Given exercise. Pull out every line below that contains the word "pouvez".
*** Data provided ***
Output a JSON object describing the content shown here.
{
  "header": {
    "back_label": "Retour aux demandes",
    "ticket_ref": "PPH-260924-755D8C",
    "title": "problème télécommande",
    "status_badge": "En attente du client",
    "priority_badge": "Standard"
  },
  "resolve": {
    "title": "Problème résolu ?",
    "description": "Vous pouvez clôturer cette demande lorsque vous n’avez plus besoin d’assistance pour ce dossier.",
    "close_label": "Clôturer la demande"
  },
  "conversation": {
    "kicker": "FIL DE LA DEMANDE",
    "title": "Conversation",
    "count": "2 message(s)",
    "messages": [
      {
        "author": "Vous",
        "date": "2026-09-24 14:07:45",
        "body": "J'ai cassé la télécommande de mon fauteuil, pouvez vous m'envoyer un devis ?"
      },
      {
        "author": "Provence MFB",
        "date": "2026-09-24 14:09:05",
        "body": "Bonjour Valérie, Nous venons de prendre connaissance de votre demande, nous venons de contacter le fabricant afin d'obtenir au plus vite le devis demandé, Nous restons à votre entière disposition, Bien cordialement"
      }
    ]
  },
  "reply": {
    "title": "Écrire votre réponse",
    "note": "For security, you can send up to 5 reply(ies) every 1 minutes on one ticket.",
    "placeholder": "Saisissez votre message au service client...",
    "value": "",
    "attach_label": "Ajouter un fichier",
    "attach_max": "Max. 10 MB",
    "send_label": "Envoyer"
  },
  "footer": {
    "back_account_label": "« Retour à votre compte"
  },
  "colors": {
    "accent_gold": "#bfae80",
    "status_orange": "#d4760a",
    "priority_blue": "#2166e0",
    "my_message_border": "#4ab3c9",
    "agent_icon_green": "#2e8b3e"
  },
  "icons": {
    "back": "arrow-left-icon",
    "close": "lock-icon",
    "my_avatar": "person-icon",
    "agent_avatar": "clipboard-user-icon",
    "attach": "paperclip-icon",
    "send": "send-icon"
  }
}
***
Solution for this problem.
    "description": "Vous pouvez clôturer cette demande lorsque vous n’avez plus besoin d’assistance pour ce dossier.",
        "body": "J'ai cassé la télécommande de mon fauteuil, pouvez vous m'envoyer un devis ?"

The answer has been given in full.